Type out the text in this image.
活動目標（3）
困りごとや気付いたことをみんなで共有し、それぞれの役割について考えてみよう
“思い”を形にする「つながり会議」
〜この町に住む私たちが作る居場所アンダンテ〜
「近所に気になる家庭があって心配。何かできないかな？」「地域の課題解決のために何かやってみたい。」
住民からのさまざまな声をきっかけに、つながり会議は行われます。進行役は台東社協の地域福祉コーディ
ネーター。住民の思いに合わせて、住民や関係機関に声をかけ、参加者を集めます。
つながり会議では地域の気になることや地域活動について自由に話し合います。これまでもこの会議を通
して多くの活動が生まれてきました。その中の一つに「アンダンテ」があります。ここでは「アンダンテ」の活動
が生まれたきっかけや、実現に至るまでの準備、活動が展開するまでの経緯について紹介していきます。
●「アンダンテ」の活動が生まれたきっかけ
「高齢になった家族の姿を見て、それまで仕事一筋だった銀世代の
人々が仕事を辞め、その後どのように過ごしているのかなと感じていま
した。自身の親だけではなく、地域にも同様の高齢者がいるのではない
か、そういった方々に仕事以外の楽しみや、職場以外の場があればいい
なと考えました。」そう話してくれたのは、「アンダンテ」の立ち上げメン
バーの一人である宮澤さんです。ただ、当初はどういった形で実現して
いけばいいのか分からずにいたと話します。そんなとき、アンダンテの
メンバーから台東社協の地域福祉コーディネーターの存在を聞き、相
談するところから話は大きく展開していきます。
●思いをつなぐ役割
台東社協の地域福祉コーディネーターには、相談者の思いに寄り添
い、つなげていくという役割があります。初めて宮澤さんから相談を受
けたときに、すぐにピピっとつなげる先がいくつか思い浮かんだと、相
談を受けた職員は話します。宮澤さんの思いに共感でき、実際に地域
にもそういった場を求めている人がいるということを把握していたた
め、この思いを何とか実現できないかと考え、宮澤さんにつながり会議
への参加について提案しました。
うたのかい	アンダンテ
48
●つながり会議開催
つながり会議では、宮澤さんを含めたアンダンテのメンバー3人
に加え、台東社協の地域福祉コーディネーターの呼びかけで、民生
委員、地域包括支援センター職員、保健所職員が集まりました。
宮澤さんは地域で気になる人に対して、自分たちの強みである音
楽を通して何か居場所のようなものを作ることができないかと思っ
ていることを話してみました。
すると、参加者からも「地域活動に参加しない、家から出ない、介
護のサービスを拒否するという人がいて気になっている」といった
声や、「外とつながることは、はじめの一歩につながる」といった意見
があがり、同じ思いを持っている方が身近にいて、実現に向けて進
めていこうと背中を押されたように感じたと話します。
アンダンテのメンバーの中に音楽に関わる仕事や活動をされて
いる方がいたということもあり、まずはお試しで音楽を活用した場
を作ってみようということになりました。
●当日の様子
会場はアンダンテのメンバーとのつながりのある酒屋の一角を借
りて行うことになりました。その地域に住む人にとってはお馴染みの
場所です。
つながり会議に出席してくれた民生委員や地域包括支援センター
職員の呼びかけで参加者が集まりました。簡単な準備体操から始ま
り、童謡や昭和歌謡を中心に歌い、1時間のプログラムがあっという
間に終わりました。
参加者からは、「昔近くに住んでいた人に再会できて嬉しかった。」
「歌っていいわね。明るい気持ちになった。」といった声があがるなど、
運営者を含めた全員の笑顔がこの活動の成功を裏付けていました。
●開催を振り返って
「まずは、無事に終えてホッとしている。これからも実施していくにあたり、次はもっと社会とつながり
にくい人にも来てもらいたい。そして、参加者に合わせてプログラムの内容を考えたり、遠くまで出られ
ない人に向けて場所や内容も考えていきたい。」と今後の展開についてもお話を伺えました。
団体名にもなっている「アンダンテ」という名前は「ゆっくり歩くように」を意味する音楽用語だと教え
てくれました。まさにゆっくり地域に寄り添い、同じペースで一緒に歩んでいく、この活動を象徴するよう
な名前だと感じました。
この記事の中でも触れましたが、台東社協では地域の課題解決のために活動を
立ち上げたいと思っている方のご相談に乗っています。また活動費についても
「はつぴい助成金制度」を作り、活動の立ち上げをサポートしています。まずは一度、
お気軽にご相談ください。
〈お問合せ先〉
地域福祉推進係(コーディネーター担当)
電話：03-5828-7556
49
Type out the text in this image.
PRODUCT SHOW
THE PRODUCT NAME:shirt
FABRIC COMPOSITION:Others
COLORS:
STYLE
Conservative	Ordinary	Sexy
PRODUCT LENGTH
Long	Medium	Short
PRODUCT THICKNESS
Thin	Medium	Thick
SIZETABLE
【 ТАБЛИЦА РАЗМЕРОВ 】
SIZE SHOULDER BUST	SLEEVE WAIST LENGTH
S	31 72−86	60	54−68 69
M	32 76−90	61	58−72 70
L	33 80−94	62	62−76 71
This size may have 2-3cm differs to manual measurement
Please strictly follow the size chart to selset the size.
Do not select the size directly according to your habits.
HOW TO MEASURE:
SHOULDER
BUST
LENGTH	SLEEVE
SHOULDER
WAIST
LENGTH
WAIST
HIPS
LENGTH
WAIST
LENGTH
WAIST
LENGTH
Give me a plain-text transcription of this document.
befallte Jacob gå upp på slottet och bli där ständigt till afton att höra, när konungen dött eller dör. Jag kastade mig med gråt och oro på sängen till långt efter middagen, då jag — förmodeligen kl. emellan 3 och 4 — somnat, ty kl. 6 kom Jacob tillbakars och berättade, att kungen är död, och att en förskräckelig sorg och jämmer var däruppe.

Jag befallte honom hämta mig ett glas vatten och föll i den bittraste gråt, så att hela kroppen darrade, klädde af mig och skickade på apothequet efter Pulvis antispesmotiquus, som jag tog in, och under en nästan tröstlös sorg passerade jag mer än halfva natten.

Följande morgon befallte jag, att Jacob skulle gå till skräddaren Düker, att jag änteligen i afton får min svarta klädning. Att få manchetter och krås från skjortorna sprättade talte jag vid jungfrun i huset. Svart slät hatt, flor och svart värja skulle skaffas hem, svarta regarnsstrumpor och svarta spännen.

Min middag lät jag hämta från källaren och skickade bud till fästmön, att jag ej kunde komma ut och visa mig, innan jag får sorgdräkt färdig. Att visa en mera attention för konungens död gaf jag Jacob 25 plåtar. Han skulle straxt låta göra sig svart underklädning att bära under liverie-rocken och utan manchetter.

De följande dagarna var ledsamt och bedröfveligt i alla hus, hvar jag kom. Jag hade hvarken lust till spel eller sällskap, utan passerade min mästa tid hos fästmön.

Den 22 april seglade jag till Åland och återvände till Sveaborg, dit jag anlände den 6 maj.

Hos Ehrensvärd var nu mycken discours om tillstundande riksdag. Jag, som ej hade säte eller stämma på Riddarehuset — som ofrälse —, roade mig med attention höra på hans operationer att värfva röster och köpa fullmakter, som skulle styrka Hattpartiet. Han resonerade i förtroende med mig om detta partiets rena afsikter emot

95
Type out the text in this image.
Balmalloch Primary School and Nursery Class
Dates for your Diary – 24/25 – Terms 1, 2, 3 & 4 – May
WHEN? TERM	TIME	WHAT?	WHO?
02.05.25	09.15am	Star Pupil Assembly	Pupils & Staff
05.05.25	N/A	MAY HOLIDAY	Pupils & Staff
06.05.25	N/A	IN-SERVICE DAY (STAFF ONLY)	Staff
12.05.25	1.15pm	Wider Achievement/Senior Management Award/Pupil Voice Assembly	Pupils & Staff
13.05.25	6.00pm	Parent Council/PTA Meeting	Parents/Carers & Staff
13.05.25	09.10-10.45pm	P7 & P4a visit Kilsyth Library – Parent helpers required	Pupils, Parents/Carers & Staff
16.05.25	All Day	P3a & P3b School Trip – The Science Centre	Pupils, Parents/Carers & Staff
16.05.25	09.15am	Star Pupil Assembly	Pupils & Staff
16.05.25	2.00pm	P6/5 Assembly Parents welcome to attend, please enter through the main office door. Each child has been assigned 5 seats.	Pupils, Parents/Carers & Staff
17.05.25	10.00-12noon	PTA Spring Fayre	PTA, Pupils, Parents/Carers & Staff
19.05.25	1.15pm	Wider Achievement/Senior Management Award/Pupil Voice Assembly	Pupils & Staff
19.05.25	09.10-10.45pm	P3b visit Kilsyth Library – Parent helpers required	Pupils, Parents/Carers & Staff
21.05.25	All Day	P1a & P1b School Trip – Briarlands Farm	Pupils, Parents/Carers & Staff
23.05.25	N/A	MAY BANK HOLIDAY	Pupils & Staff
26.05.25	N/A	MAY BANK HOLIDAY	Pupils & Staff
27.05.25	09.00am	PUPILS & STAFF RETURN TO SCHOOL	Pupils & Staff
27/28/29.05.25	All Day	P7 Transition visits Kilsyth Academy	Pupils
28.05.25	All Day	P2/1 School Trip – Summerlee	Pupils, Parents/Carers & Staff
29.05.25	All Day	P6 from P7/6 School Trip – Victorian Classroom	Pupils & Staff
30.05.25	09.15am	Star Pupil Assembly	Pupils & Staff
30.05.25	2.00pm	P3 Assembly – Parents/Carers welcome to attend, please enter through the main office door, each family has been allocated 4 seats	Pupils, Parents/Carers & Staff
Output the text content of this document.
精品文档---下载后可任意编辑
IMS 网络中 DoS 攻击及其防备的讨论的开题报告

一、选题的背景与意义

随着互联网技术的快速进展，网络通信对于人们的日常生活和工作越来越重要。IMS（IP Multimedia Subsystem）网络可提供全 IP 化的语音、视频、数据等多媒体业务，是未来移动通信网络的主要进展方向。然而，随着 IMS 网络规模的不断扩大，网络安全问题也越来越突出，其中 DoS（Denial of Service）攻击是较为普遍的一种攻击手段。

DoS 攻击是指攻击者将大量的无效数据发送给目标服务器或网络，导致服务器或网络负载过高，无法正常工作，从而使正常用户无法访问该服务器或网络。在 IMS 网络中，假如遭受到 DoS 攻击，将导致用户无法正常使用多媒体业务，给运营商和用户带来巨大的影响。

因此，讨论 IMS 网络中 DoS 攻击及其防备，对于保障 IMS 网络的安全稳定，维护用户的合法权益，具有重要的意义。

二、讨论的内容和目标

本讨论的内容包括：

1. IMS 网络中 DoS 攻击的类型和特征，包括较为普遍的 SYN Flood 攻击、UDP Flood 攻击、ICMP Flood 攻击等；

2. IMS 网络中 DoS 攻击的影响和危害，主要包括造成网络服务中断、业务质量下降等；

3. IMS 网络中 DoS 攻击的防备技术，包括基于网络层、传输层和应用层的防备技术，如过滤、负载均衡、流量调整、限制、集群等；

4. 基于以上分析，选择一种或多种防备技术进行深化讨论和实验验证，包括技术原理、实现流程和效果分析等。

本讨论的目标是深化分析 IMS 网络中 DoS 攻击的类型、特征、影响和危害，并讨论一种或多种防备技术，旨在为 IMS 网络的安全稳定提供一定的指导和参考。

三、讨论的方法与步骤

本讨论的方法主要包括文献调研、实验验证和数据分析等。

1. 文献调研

### JOB
Using the listing above, state the number of lines that hold "been", with no other text.

### SOLUTION FOR THIS TASK
2